» **To do**
Set down the data below without change, skipping the pictures it holds.

» **Material provided**
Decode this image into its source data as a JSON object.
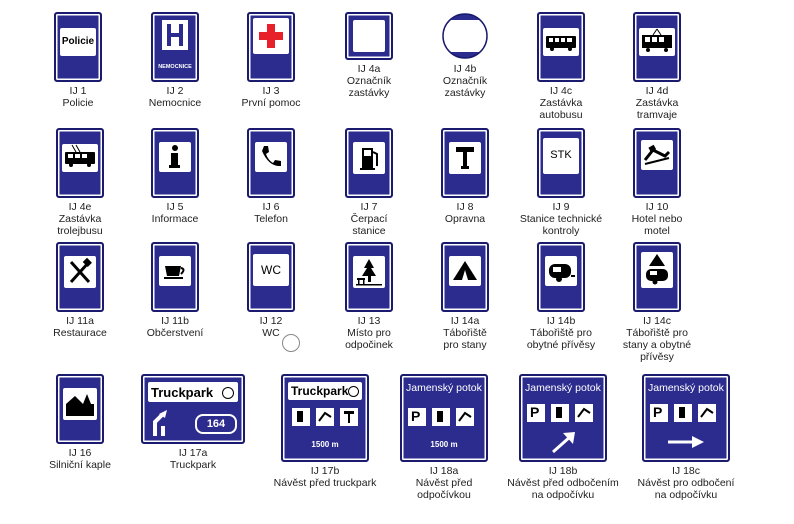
{
  "colors": {
    "sign_blue": "#2c2c8e",
    "sign_border": "#1a1a6e",
    "cross_red": "#e8202a"
  },
  "signs": [
    {
      "code": "IJ 1",
      "name": "Policie",
      "panel_text": "Policie",
      "icon": "police-text"
    },
    {
      "code": "IJ 2",
      "name": "Nemocnice",
      "panel_text": "NEMOCNICE",
      "icon": "hospital-h-icon"
    },
    {
      "code": "IJ 3",
      "name": "První pomoc",
      "icon": "red-cross-icon"
    },
    {
      "code": "IJ 4a",
      "name": "Označník\nzastávky",
      "icon": "blank-square-icon"
    },
    {
      "code": "IJ 4b",
      "name": "Označník\nzastávky",
      "icon": "blank-circle-icon"
    },
    {
      "code": "IJ 4c",
      "name": "Zastávka\nautobusu",
      "icon": "bus-icon"
    },
    {
      "code": "IJ 4d",
      "name": "Zastávka\ntramvaje",
      "icon": "tram-icon"
    },
    {
      "code": "IJ 4e",
      "name": "Zastávka\ntrolejbusu",
      "icon": "trolleybus-icon"
    },
    {
      "code": "IJ 5",
      "name": "Informace",
      "icon": "info-icon"
    },
    {
      "code": "IJ 6",
      "name": "Telefon",
      "icon": "phone-icon"
    },
    {
      "code": "IJ 7",
      "name": "Čerpací\nstanice",
      "icon": "fuel-pump-icon"
    },
    {
      "code": "IJ 8",
      "name": "Opravna",
      "icon": "wrench-icon"
    },
    {
      "code": "IJ 9",
      "name": "Stanice technické\nkontroly",
      "panel_text": "STK",
      "icon": "stk-text"
    },
    {
      "code": "IJ 10",
      "name": "Hotel nebo\nmotel",
      "icon": "bed-icon"
    },
    {
      "code": "IJ 11a",
      "name": "Restaurace",
      "icon": "fork-knife-icon"
    },
    {
      "code": "IJ 11b",
      "name": "Občerstvení",
      "icon": "cup-icon"
    },
    {
      "code": "IJ 12",
      "name": "WC",
      "panel_text": "WC",
      "icon": "wc-text"
    },
    {
      "code": "IJ  13",
      "name": "Místo pro\nodpočinek",
      "icon": "tree-bench-icon"
    },
    {
      "code": "IJ 14a",
      "name": "Tábořiště\npro stany",
      "icon": "tent-icon"
    },
    {
      "code": "IJ 14b",
      "name": "Tábořiště pro\nobytné přívěsy",
      "icon": "caravan-icon"
    },
    {
      "code": "IJ 14c",
      "name": "Tábořiště pro\nstany a obytné\npřívěsy",
      "icon": "tent-caravan-icon"
    },
    {
      "code": "IJ 16",
      "name": "Silniční kaple",
      "icon": "chapel-icon"
    },
    {
      "code": "IJ 17a",
      "name": "Truckpark",
      "panel_text": "Truckpark",
      "road_number": "164",
      "icon": "exit-arrow-icon"
    },
    {
      "code": "IJ 17b",
      "name": "Návěst před truckpark",
      "panel_text": "Truckpark",
      "distance": "1500 m",
      "icon": "truckpark-services-icon"
    },
    {
      "code": "IJ 18a",
      "name": "Návěst před\nodpočívkou",
      "panel_text": "Jamenský potok",
      "distance": "1500 m",
      "parking": "P",
      "icon": "rest-area-icon"
    },
    {
      "code": "IJ 18b",
      "name": "Návěst před odbočením\nna odpočívku",
      "panel_text": "Jamenský potok",
      "parking": "P",
      "icon": "diagonal-arrow-icon"
    },
    {
      "code": "IJ 18c",
      "name": "Návěst pro odbočení\nna odpočívku",
      "panel_text": "Jamenský potok",
      "parking": "P",
      "icon": "right-arrow-icon"
    }
  ]
}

» **The answer**
Decode this image into its source data as a JSON object.
{
  "colors": {
    "sign_blue": "#2c2c8e",
    "sign_border": "#1a1a6e",
    "cross_red": "#e8202a"
  },
  "signs": [
    {
      "code": "IJ 1",
      "name": "Policie",
      "panel_text": "Policie",
      "icon": "police-text"
    },
    {
      "code": "IJ 2",
      "name": "Nemocnice",
      "panel_text": "NEMOCNICE",
      "icon": "hospital-h-icon"
    },
    {
      "code": "IJ 3",
      "name": "První pomoc",
      "icon": "red-cross-icon"
    },
    {
      "code": "IJ 4a",
      "name": "Označník\nzastávky",
      "icon": "blank-square-icon"
    },
    {
      "code": "IJ 4b",
      "name": "Označník\nzastávky",
      "icon": "blank-circle-icon"
    },
    {
      "code": "IJ 4c",
      "name": "Zastávka\nautobusu",
      "icon": "bus-icon"
    },
    {
      "code": "IJ 4d",
      "name": "Zastávka\ntramvaje",
      "icon": "tram-icon"
    },
    {
      "code": "IJ 4e",
      "name": "Zastávka\ntrolejbusu",
      "icon": "trolleybus-icon"
    },
    {
      "code": "IJ 5",
      "name": "Informace",
      "icon": "info-icon"
    },
    {
      "code": "IJ 6",
      "name": "Telefon",
      "icon": "phone-icon"
    },
    {
      "code": "IJ 7",
      "name": "Čerpací\nstanice",
      "icon": "fuel-pump-icon"
    },
    {
      "code": "IJ 8",
      "name": "Opravna",
      "icon": "wrench-icon"
    },
    {
      "code": "IJ 9",
      "name": "Stanice technické\nkontroly",
      "panel_text": "STK",
      "icon": "stk-text"
    },
    {
      "code": "IJ 10",
      "name": "Hotel nebo\nmotel",
      "icon": "bed-icon"
    },
    {
      "code": "IJ 11a",
      "name": "Restaurace",
      "icon": "fork-knife-icon"
    },
    {
      "code": "IJ 11b",
      "name": "Občerstvení",
      "icon": "cup-icon"
    },
    {
      "code": "IJ 12",
      "name": "WC",
      "panel_text": "WC",
      "icon": "wc-text"
    },
    {
      "code": "IJ  13",
      "name": "Místo pro\nodpočinek",
      "icon": "tree-bench-icon"
    },
    {
      "code": "IJ 14a",
      "name": "Tábořiště\npro stany",
      "icon": "tent-icon"
    },
    {
      "code": "IJ 14b",
      "name": "Tábořiště pro\nobytné přívěsy",
      "icon": "caravan-icon"
    },
    {
      "code": "IJ 14c",
      "name": "Tábořiště pro\nstany a obytné\npřívěsy",
      "icon": "tent-caravan-icon"
    },
    {
      "code": "IJ 16",
      "name": "Silniční kaple",
      "icon": "chapel-icon"
    },
    {
      "code": "IJ 17a",
      "name": "Truckpark",
      "panel_text": "Truckpark",
      "road_number": "164",
      "icon": "exit-arrow-icon"
    },
    {
      "code": "IJ 17b",
      "name": "Návěst před truckpark",
      "panel_text": "Truckpark",
      "distance": "1500 m",
      "icon": "truckpark-services-icon"
    },
    {
      "code": "IJ 18a",
      "name": "Návěst před\nodpočívkou",
      "panel_text": "Jamenský potok",
      "distance": "1500 m",
      "parking": "P",
      "icon": "rest-area-icon"
    },
    {
      "code": "IJ 18b",
      "name": "Návěst před odbočením\nna odpočívku",
      "panel_text": "Jamenský potok",
      "parking": "P",
      "icon": "diagonal-arrow-icon"
    },
    {
      "code": "IJ 18c",
      "name": "Návěst pro odbočení\nna odpočívku",
      "panel_text": "Jamenský potok",
      "parking": "P",
      "icon": "right-arrow-icon"
    }
  ]
}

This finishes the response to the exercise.